▸ TASK TO COMPLETE:
Print the listing that follows, character for character.

_____

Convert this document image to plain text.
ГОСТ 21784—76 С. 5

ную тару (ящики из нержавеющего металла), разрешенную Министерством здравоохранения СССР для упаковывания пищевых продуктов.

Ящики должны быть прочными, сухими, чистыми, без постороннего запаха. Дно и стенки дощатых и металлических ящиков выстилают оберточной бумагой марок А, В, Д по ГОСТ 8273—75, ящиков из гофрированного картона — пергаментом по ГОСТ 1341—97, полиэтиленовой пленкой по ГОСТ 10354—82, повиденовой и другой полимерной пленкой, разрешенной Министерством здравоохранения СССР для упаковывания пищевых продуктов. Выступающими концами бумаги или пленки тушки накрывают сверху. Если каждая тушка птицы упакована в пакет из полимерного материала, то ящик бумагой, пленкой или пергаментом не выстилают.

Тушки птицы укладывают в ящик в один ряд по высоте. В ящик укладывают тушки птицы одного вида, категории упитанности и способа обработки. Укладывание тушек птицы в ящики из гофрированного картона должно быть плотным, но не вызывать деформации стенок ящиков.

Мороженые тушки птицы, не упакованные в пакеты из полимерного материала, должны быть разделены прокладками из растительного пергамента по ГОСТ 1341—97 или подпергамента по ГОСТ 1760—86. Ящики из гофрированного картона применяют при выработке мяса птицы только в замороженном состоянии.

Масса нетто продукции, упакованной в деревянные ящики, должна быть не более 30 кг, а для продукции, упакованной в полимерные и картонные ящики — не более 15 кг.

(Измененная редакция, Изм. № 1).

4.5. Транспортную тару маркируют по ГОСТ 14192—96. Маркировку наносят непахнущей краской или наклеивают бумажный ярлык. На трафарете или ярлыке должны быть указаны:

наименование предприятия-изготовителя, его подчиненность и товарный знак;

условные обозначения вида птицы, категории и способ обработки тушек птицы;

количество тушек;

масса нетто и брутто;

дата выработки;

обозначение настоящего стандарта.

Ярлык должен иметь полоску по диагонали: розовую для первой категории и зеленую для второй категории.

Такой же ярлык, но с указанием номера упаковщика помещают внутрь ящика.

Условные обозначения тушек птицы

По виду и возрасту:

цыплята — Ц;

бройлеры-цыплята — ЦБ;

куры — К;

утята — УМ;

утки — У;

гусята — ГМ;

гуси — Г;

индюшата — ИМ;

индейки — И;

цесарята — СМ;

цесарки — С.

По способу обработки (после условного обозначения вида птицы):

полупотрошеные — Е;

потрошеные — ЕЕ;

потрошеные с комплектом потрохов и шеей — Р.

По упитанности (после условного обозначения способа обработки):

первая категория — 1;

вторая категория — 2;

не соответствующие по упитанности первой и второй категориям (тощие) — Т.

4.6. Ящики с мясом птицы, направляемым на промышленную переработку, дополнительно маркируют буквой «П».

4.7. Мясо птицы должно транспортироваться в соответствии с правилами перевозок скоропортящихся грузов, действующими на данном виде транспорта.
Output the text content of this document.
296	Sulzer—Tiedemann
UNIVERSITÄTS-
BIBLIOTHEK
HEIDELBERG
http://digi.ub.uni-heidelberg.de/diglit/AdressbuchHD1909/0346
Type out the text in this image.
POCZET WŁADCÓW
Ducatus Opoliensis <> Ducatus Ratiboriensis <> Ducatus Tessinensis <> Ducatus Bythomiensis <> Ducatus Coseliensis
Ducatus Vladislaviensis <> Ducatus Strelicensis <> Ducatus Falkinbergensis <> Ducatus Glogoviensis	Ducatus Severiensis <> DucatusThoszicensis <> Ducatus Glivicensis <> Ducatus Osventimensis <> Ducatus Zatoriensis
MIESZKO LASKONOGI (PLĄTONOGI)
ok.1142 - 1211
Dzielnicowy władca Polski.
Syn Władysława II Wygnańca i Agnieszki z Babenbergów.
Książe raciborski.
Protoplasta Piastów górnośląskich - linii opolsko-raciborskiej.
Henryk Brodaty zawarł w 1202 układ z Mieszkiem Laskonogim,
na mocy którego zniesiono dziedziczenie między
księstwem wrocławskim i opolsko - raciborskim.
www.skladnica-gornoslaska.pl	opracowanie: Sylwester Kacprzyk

_____

▸ TASK RESPONSE:
Convert this document image to plain text.
ГОСТ 21784—76 С. 5

ную тару (ящики из нержавеющего металла), разрешенную Министерством здравоохранения СССР для упаковывания пищевых продуктов.

Ящики должны быть прочными, сухими, чистыми, без постороннего запаха. Дно и стенки дощатых и металлических ящиков выстилают оберточной бумагой марок А, В, Д по ГОСТ 8273—75, ящиков из гофрированного картона — пергаментом по ГОСТ 1341—97, полиэтиленовой пленкой по ГОСТ 10354—82, повиденовой и другой полимерной пленкой, разрешенной Министерством здравоохранения СССР для упаковывания пищевых продуктов. Выступающими концами бумаги или пленки тушки накрывают сверху. Если каждая тушка птицы упакована в пакет из полимерного материала, то ящик бумагой, пленкой или пергаментом не выстилают.

Тушки птицы укладывают в ящик в один ряд по высоте. В ящик укладывают тушки птицы одного вида, категории упитанности и способа обработки. Укладывание тушек птицы в ящики из гофрированного картона должно быть плотным, но не вызывать деформации стенок ящиков.

Мороженые тушки птицы, не упакованные в пакеты из полимерного материала, должны быть разделены прокладками из растительного пергамента по ГОСТ 1341—97 или подпергамента по ГОСТ 1760—86. Ящики из гофрированного картона применяют при выработке мяса птицы только в замороженном состоянии.

Масса нетто продукции, упакованной в деревянные ящики, должна быть не более 30 кг, а для продукции, упакованной в полимерные и картонные ящики — не более 15 кг.

(Измененная редакция, Изм. № 1).

4.5. Транспортную тару маркируют по ГОСТ 14192—96. Маркировку наносят непахнущей краской или наклеивают бумажный ярлык. На трафарете или ярлыке должны быть указаны:

наименование предприятия-изготовителя, его подчиненность и товарный знак;

условные обозначения вида птицы, категории и способ обработки тушек птицы;

количество тушек;

масса нетто и брутто;

дата выработки;

обозначение настоящего стандарта.

Ярлык должен иметь полоску по диагонали: розовую для первой категории и зеленую для второй категории.

Такой же ярлык, но с указанием номера упаковщика помещают внутрь ящика.

Условные обозначения тушек птицы

По виду и возрасту:

цыплята — Ц;

бройлеры-цыплята — ЦБ;

куры — К;

утята — УМ;

утки — У;

гусята — ГМ;

гуси — Г;

индюшата — ИМ;

индейки — И;

цесарята — СМ;

цесарки — С.

По способу обработки (после условного обозначения вида птицы):

полупотрошеные — Е;

потрошеные — ЕЕ;

потрошеные с комплектом потрохов и шеей — Р.

По упитанности (после условного обозначения способа обработки):

первая категория — 1;

вторая категория — 2;

не соответствующие по упитанности первой и второй категориям (тощие) — Т.

4.6. Ящики с мясом птицы, направляемым на промышленную переработку, дополнительно маркируют буквой «П».

4.7. Мясо птицы должно транспортироваться в соответствии с правилами перевозок скоропортящихся грузов, действующими на данном виде транспорта.
Output the text content of this document.
296	Sulzer—Tiedemann
UNIVERSITÄTS-
BIBLIOTHEK
HEIDELBERG
http://digi.ub.uni-heidelberg.de/diglit/AdressbuchHD1909/0346
Type out the text in this image.
POCZET WŁADCÓW
Ducatus Opoliensis <> Ducatus Ratiboriensis <> Ducatus Tessinensis <> Ducatus Bythomiensis <> Ducatus Coseliensis
Ducatus Vladislaviensis <> Ducatus Strelicensis <> Ducatus Falkinbergensis <> Ducatus Glogoviensis	Ducatus Severiensis <> DucatusThoszicensis <> Ducatus Glivicensis <> Ducatus Osventimensis <> Ducatus Zatoriensis
MIESZKO LASKONOGI (PLĄTONOGI)
ok.1142 - 1211
Dzielnicowy władca Polski.
Syn Władysława II Wygnańca i Agnieszki z Babenbergów.
Książe raciborski.
Protoplasta Piastów górnośląskich - linii opolsko-raciborskiej.
Henryk Brodaty zawarł w 1202 układ z Mieszkiem Laskonogim,
na mocy którego zniesiono dziedziczenie między
księstwem wrocławskim i opolsko - raciborskim.
www.skladnica-gornoslaska.pl	opracowanie: Sylwester Kacprzyk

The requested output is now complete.